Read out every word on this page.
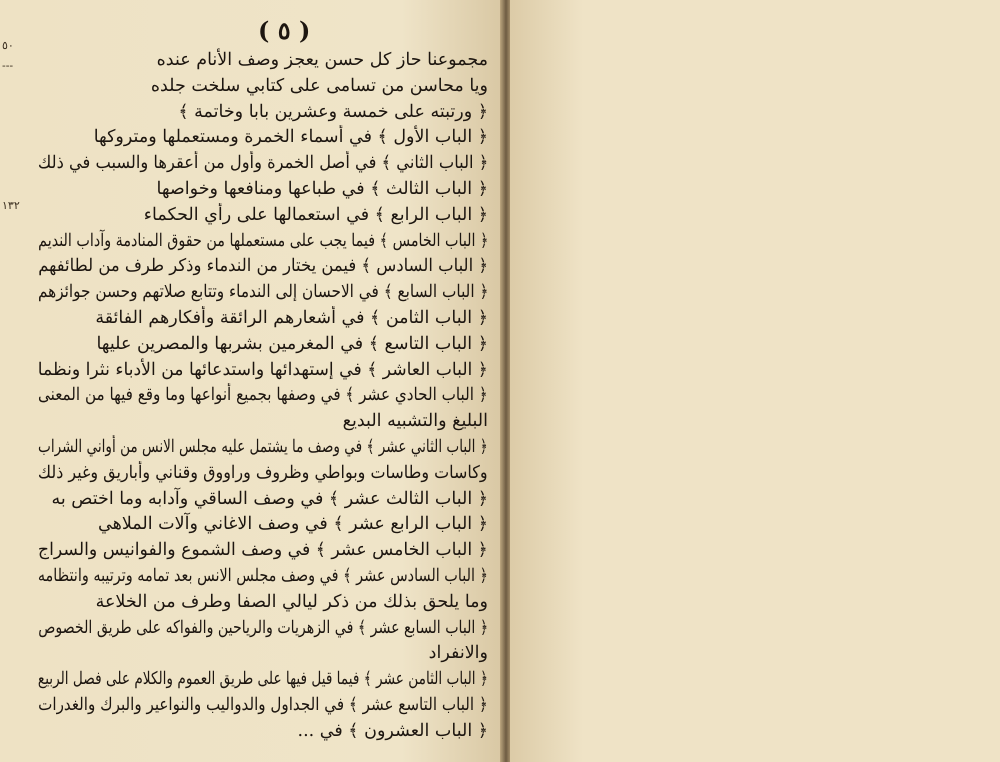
( ٥ )
٥٠
---
١٣٢
مجموعنا حاز كل حسن يعجز وصف الأنام عنده
ويا محاسن من تسامى على كتابي سلخت جلده
﴿ ورتبته على خمسة وعشرين بابا وخاتمة ﴾
﴿ الباب الأول ﴾ في أسماء الخمرة ومستعملها ومتروكها
﴿ الباب الثاني ﴾ في أصل الخمرة وأول من أعقرها والسبب في ذلك
﴿ الباب الثالث ﴾ في طباعها ومنافعها وخواصها
﴿ الباب الرابع ﴾ في استعمالها على رأي الحكماء
﴿ الباب الخامس ﴾ فيما يجب على مستعملها من حقوق المنادمة وآداب النديم
﴿ الباب السادس ﴾ فيمن يختار من الندماء وذكر طرف من لطائفهم
﴿ الباب السابع ﴾ في الاحسان إلى الندماء وتتابع صلاتهم وحسن جوائزهم
﴿ الباب الثامن ﴾ في أشعارهم الرائقة وأفكارهم الفائقة
﴿ الباب التاسع ﴾ في المغرمين بشربها والمصرين عليها
﴿ الباب العاشر ﴾ في إستهدائها واستدعائها من الأدباء نثرا ونظما
﴿ الباب الحادي عشر ﴾ في وصفها بجميع أنواعها وما وقع فيها من المعنى
البليغ والتشبيه البديع
﴿ الباب الثاني عشر ﴾ في وصف ما يشتمل عليه مجلس الانس من أواني الشراب
وكاسات وطاسات وبواطي وظروف وراووق وقناني وأباريق وغير ذلك
﴿ الباب الثالث عشر ﴾ في وصف الساقي وآدابه وما اختص به
﴿ الباب الرابع عشر ﴾ في وصف الاغاني وآلات الملاهي
﴿ الباب الخامس عشر ﴾ في وصف الشموع والفوانيس والسراج
﴿ الباب السادس عشر ﴾ في وصف مجلس الانس بعد تمامه وترتيبه وانتظامه
وما يلحق بذلك من ذكر ليالي الصفا وطرف من الخلاعة
﴿ الباب السابع عشر ﴾ في الزهريات والرياحين والفواكه على طريق الخصوص
والانفراد
﴿ الباب الثامن عشر ﴾ فيما قيل فيها على طريق العموم والكلام على فصل الربيع
﴿ الباب التاسع عشر ﴾ في الجداول والدواليب والنواعير والبرك والغدرات
﴿ الباب العشرون ﴾ في ...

▶ [What you are asked to do]: State only the number of lines in these entries that contain "الثامن".

▶ [Written solution]: 2